(SUPPLIED DATA):
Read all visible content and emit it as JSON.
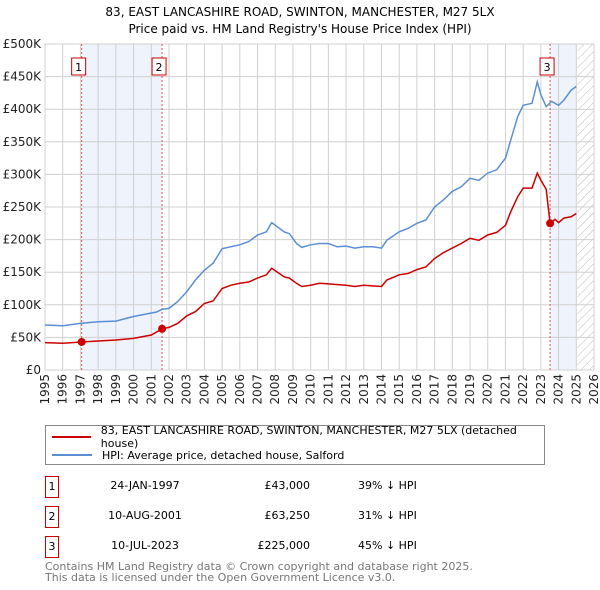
{
  "chart_data": {
    "type": "line",
    "title": "83, EAST LANCASHIRE ROAD, SWINTON, MANCHESTER, M27 5LX",
    "subtitle": "Price paid vs. HM Land Registry's House Price Index (HPI)",
    "xlabel": "",
    "ylabel": "",
    "xlim": [
      1995,
      2026
    ],
    "ylim": [
      0,
      500000
    ],
    "grid": true,
    "x_ticks": [
      "1995",
      "1996",
      "1997",
      "1998",
      "1999",
      "2000",
      "2001",
      "2002",
      "2003",
      "2004",
      "2005",
      "2006",
      "2007",
      "2008",
      "2009",
      "2010",
      "2011",
      "2012",
      "2013",
      "2014",
      "2015",
      "2016",
      "2017",
      "2018",
      "2019",
      "2020",
      "2021",
      "2022",
      "2023",
      "2024",
      "2025",
      "2026"
    ],
    "y_ticks": [
      {
        "v": 0,
        "label": "£0"
      },
      {
        "v": 50000,
        "label": "£50K"
      },
      {
        "v": 100000,
        "label": "£100K"
      },
      {
        "v": 150000,
        "label": "£150K"
      },
      {
        "v": 200000,
        "label": "£200K"
      },
      {
        "v": 250000,
        "label": "£250K"
      },
      {
        "v": 300000,
        "label": "£300K"
      },
      {
        "v": 350000,
        "label": "£350K"
      },
      {
        "v": 400000,
        "label": "£400K"
      },
      {
        "v": 450000,
        "label": "£450K"
      },
      {
        "v": 500000,
        "label": "£500K"
      }
    ],
    "series": [
      {
        "name": "83, EAST LANCASHIRE ROAD, SWINTON, MANCHESTER, M27 5LX (detached house)",
        "color": "#cc0000",
        "x": [
          1995,
          1996,
          1997.07,
          1998,
          1999,
          2000,
          2001,
          2001.61,
          2002,
          2002.5,
          2003,
          2003.5,
          2004,
          2004.5,
          2005,
          2005.5,
          2006,
          2006.5,
          2007,
          2007.5,
          2007.8,
          2008.5,
          2008.8,
          2009.2,
          2009.5,
          2010,
          2010.5,
          2011,
          2012,
          2012.5,
          2013,
          2013.5,
          2014,
          2014.3,
          2015,
          2015.5,
          2016,
          2016.5,
          2017,
          2017.5,
          2018,
          2018.5,
          2019,
          2019.5,
          2020,
          2020.5,
          2021,
          2021.3,
          2021.7,
          2022,
          2022.5,
          2022.8,
          2023,
          2023.3,
          2023.52,
          2023.8,
          2024,
          2024.3,
          2024.7,
          2025
        ],
        "y": [
          42000,
          41000,
          43000,
          44500,
          46000,
          48500,
          53700,
          63250,
          65400,
          71600,
          83000,
          89500,
          102000,
          106000,
          125000,
          130000,
          133000,
          135000,
          141000,
          146000,
          156000,
          143000,
          141000,
          133000,
          128000,
          130000,
          133000,
          132000,
          130000,
          128000,
          130000,
          129000,
          128000,
          138000,
          146000,
          148000,
          154000,
          158000,
          171000,
          180000,
          187000,
          194000,
          202000,
          199000,
          207000,
          211000,
          222000,
          243000,
          266000,
          279000,
          279000,
          302000,
          291000,
          277000,
          225000,
          231000,
          226000,
          233000,
          235000,
          240000
        ]
      },
      {
        "name": "HPI: Average price, detached house, Salford",
        "color": "#5b8fd4",
        "x": [
          1995,
          1996,
          1997,
          1998,
          1999,
          2000,
          2001.3,
          2001.6,
          2002,
          2002.5,
          2003,
          2003.5,
          2004,
          2004.5,
          2005,
          2006,
          2006.5,
          2007,
          2007.5,
          2007.8,
          2008.5,
          2008.8,
          2009.2,
          2009.5,
          2010,
          2010.5,
          2011,
          2011.5,
          2012,
          2012.5,
          2013,
          2013.5,
          2014,
          2014.3,
          2015,
          2015.5,
          2016,
          2016.5,
          2017,
          2017.5,
          2018,
          2018.5,
          2019,
          2019.5,
          2020,
          2020.5,
          2021,
          2021.3,
          2021.7,
          2022,
          2022.5,
          2022.8,
          2023,
          2023.3,
          2023.6,
          2024,
          2024.3,
          2024.7,
          2025
        ],
        "y": [
          69000,
          68000,
          71500,
          74000,
          75000,
          82000,
          89000,
          93000,
          94500,
          105000,
          120000,
          138000,
          153000,
          164000,
          186000,
          192000,
          197000,
          207000,
          212000,
          226000,
          212000,
          209000,
          194000,
          188000,
          192000,
          194000,
          194000,
          189000,
          190000,
          187000,
          189000,
          189000,
          187000,
          199000,
          212000,
          217000,
          225000,
          230000,
          250000,
          261000,
          274000,
          281000,
          294000,
          291000,
          302000,
          307000,
          325000,
          353000,
          389000,
          406000,
          409000,
          442000,
          422000,
          404000,
          412000,
          406000,
          414000,
          429000,
          435000
        ]
      }
    ],
    "sales": [
      {
        "id": "1",
        "x": 1997.07,
        "price": 43000
      },
      {
        "id": "2",
        "x": 2001.61,
        "price": 63250
      },
      {
        "id": "3",
        "x": 2023.52,
        "price": 225000
      }
    ],
    "shaded_ranges": [
      [
        1997.07,
        2001.61
      ],
      [
        2023.52,
        2025.0
      ]
    ],
    "forecast_hatch_from": 2025.05,
    "legend_placement": "below"
  },
  "legend": {
    "items": [
      {
        "label": "83, EAST LANCASHIRE ROAD, SWINTON, MANCHESTER, M27 5LX (detached house)",
        "color": "#cc0000"
      },
      {
        "label": "HPI: Average price, detached house, Salford",
        "color": "#5b8fd4"
      }
    ]
  },
  "transactions": [
    {
      "num": "1",
      "date": "24-JAN-1997",
      "price": "£43,000",
      "hpi": "39% ↓ HPI"
    },
    {
      "num": "2",
      "date": "10-AUG-2001",
      "price": "£63,250",
      "hpi": "31% ↓ HPI"
    },
    {
      "num": "3",
      "date": "10-JUL-2023",
      "price": "£225,000",
      "hpi": "45% ↓ HPI"
    }
  ],
  "footer": {
    "line1": "Contains HM Land Registry data © Crown copyright and database right 2025.",
    "line2": "This data is licensed under the Open Government Licence v3.0."
  }
}
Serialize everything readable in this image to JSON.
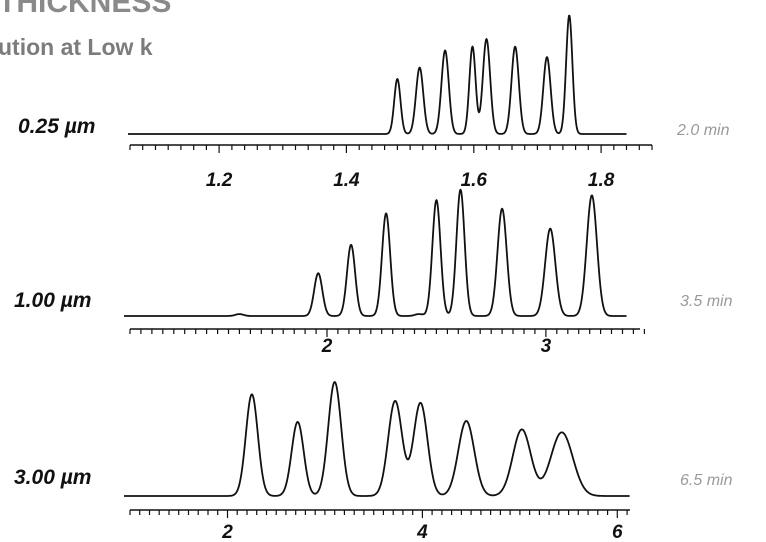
{
  "header": {
    "title": "THICKNESS",
    "subtitle": "ution at Low k"
  },
  "chart_data": [
    {
      "type": "line",
      "film_label": "0.25 µm",
      "run_time_label": "2.0 min",
      "xlim": [
        1.06,
        1.88
      ],
      "xticks": [
        1.2,
        1.4,
        1.6,
        1.8
      ],
      "xtick_labels": [
        "1.2",
        "1.4",
        "1.6",
        "1.8"
      ],
      "minor_step": 0.02,
      "signal_start": 1.06,
      "signal_end": 1.84,
      "peaks": [
        {
          "x": 1.48,
          "height": 0.58,
          "width": 0.006
        },
        {
          "x": 1.515,
          "height": 0.7,
          "width": 0.007
        },
        {
          "x": 1.555,
          "height": 0.88,
          "width": 0.007
        },
        {
          "x": 1.598,
          "height": 0.92,
          "width": 0.006
        },
        {
          "x": 1.62,
          "height": 1.0,
          "width": 0.007
        },
        {
          "x": 1.665,
          "height": 0.92,
          "width": 0.007
        },
        {
          "x": 1.715,
          "height": 0.81,
          "width": 0.007
        },
        {
          "x": 1.75,
          "height": 1.25,
          "width": 0.006
        }
      ]
    },
    {
      "type": "line",
      "film_label": "1.00 µm",
      "run_time_label": "3.5 min",
      "xlim": [
        1.1,
        3.43
      ],
      "xticks": [
        2,
        3
      ],
      "xtick_labels": [
        "2",
        "3"
      ],
      "minor_step": 0.05,
      "signal_start": 1.1,
      "signal_end": 3.37,
      "peaks": [
        {
          "x": 1.6,
          "height": 0.02,
          "width": 0.008
        },
        {
          "x": 1.96,
          "height": 0.45,
          "width": 0.008
        },
        {
          "x": 2.11,
          "height": 0.75,
          "width": 0.008
        },
        {
          "x": 2.27,
          "height": 1.08,
          "width": 0.008
        },
        {
          "x": 2.42,
          "height": 0.02,
          "width": 0.008
        },
        {
          "x": 2.5,
          "height": 1.22,
          "width": 0.008
        },
        {
          "x": 2.61,
          "height": 1.33,
          "width": 0.008
        },
        {
          "x": 2.8,
          "height": 1.13,
          "width": 0.009
        },
        {
          "x": 3.02,
          "height": 0.92,
          "width": 0.01
        },
        {
          "x": 3.21,
          "height": 1.27,
          "width": 0.01
        }
      ]
    },
    {
      "type": "line",
      "film_label": "3.00 µm",
      "run_time_label": "6.5 min",
      "xlim": [
        1.0,
        6.13
      ],
      "xticks": [
        2,
        4,
        6
      ],
      "xtick_labels": [
        "2",
        "4",
        "6"
      ],
      "minor_step": 0.1,
      "signal_start": 1.17,
      "signal_end": 6.13,
      "peaks": [
        {
          "x": 2.25,
          "height": 1.07,
          "width": 0.012
        },
        {
          "x": 2.72,
          "height": 0.78,
          "width": 0.012
        },
        {
          "x": 3.1,
          "height": 1.2,
          "width": 0.013
        },
        {
          "x": 3.72,
          "height": 1.0,
          "width": 0.014
        },
        {
          "x": 3.98,
          "height": 0.98,
          "width": 0.014
        },
        {
          "x": 4.45,
          "height": 0.79,
          "width": 0.016
        },
        {
          "x": 5.02,
          "height": 0.7,
          "width": 0.018
        },
        {
          "x": 5.43,
          "height": 0.67,
          "width": 0.022
        }
      ]
    }
  ]
}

(PROBLEM TO WORK ON):
Pull out all lines containing the word "Salford" from the entries above.

(TASK OUTPUT):
        "name": "HPI: Average price, detached house, Salford",
        "label": "HPI: Average price, detached house, Salford",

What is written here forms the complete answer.